┌────────

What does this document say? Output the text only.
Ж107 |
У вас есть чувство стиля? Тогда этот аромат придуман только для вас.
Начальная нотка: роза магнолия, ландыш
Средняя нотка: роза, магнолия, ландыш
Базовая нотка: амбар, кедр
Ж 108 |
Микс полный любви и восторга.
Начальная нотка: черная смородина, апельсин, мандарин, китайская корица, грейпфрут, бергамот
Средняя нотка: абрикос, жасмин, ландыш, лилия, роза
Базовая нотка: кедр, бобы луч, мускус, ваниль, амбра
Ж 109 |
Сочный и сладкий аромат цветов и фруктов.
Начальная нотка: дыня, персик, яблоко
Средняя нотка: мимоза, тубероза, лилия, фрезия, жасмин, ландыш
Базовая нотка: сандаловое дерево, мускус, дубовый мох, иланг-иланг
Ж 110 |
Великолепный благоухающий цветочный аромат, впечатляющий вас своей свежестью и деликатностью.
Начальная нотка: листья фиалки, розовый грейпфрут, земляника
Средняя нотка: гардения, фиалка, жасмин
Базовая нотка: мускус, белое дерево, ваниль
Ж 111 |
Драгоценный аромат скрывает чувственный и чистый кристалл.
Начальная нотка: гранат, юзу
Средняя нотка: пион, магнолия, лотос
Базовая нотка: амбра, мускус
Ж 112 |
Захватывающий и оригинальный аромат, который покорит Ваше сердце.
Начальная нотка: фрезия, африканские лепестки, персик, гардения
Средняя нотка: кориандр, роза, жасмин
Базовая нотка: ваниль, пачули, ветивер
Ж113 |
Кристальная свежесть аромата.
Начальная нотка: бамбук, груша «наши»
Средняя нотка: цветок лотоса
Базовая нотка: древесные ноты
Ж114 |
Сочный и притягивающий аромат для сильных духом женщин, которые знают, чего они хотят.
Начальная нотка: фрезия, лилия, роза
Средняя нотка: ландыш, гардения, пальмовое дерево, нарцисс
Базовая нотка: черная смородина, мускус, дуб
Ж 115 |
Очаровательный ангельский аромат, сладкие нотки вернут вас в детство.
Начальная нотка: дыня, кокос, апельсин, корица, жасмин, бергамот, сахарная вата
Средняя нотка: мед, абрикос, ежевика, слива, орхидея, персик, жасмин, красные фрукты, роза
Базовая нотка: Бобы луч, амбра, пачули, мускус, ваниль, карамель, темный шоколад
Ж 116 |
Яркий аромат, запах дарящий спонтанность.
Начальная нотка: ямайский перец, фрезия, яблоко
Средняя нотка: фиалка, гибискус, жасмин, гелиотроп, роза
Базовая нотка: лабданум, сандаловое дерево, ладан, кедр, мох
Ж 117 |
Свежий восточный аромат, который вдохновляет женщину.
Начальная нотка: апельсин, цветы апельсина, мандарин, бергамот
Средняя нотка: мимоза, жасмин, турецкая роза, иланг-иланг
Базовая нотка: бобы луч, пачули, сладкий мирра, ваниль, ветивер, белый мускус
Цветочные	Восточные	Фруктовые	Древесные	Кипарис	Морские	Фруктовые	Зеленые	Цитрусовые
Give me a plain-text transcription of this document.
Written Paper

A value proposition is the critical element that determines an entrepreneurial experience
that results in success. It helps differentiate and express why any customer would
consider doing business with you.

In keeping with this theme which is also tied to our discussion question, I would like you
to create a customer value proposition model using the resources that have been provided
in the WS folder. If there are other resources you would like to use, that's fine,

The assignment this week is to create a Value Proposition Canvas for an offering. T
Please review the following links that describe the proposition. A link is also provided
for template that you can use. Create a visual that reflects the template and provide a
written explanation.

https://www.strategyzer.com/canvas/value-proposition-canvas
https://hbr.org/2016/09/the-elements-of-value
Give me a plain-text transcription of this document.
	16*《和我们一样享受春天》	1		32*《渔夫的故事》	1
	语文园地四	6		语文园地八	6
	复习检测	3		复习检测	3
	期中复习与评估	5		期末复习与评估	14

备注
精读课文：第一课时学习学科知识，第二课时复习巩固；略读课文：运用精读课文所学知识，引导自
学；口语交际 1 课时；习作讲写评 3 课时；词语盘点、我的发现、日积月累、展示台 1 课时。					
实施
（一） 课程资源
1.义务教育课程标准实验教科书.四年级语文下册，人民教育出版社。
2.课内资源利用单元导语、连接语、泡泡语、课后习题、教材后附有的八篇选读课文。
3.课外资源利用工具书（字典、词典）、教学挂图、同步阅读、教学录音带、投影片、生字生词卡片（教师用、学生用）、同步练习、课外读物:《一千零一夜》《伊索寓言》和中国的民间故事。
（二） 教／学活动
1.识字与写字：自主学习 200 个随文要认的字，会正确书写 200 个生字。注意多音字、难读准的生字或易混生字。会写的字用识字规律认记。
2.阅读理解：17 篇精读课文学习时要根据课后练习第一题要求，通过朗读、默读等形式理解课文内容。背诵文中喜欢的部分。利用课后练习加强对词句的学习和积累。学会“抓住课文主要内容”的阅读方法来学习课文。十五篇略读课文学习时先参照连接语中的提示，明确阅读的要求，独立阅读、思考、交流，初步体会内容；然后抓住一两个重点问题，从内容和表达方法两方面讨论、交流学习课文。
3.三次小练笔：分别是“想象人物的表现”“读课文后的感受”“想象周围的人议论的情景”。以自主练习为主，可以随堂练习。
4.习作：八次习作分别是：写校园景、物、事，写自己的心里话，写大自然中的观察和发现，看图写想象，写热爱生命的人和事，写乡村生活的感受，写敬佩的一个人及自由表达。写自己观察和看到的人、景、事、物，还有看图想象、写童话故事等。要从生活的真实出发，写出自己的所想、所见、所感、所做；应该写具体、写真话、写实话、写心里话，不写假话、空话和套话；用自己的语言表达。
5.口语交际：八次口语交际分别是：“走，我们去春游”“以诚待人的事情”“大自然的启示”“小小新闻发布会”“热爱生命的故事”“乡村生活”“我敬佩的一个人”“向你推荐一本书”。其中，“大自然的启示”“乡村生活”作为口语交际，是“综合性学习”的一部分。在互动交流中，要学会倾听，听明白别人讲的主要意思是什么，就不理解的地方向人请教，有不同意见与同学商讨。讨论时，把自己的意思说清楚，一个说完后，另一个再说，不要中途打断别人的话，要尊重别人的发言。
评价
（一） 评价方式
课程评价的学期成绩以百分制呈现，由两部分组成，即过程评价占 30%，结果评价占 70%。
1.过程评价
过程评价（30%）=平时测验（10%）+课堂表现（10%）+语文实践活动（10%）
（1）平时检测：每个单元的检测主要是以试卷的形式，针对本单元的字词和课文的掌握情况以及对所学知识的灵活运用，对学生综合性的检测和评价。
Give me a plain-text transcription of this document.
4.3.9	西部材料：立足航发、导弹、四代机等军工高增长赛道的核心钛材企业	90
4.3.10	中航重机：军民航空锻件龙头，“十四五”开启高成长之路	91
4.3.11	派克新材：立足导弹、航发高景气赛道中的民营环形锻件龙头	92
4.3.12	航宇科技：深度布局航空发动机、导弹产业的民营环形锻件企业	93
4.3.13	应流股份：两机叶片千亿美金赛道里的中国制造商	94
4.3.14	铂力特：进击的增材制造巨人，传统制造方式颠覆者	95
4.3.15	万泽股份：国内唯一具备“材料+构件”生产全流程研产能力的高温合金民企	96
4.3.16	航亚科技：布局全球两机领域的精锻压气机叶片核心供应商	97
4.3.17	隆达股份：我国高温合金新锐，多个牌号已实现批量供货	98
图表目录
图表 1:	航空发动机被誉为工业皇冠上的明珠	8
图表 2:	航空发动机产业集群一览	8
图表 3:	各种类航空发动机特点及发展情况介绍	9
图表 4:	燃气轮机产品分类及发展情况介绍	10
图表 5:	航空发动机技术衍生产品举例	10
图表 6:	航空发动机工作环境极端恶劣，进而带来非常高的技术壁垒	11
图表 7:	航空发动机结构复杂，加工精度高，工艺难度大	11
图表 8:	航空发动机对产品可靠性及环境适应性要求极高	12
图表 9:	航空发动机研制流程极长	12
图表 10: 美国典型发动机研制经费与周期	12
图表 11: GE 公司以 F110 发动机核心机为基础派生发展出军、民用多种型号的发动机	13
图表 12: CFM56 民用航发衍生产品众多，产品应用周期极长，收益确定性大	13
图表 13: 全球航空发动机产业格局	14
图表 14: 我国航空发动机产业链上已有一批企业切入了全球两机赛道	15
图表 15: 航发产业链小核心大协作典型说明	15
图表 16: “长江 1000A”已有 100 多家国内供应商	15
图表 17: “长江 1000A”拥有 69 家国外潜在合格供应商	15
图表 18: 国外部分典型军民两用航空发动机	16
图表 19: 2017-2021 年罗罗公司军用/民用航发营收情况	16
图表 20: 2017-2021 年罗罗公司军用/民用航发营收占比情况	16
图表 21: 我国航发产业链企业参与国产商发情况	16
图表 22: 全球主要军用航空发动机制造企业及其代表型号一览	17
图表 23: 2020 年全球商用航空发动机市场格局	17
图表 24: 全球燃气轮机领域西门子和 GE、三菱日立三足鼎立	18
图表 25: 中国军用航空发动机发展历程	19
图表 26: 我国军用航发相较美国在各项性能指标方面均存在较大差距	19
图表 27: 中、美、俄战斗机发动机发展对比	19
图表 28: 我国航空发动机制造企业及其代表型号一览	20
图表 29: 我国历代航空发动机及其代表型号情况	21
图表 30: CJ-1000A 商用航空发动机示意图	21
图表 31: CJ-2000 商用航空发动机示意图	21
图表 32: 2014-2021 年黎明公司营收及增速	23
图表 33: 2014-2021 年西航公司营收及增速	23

└────────

**YOUR INSTRUCTIONS:** Select every line in the material above where the string "апельсин" occurs, and copy it.

**TASK SOLUTION:**
Начальная нотка: черная смородина, апельсин, мандарин, китайская корица, грейпфрут, бергамот
Начальная нотка: дыня, кокос, апельсин, корица, жасмин, бергамот, сахарная вата
Начальная нотка: апельсин, цветы апельсина, мандарин, бергамот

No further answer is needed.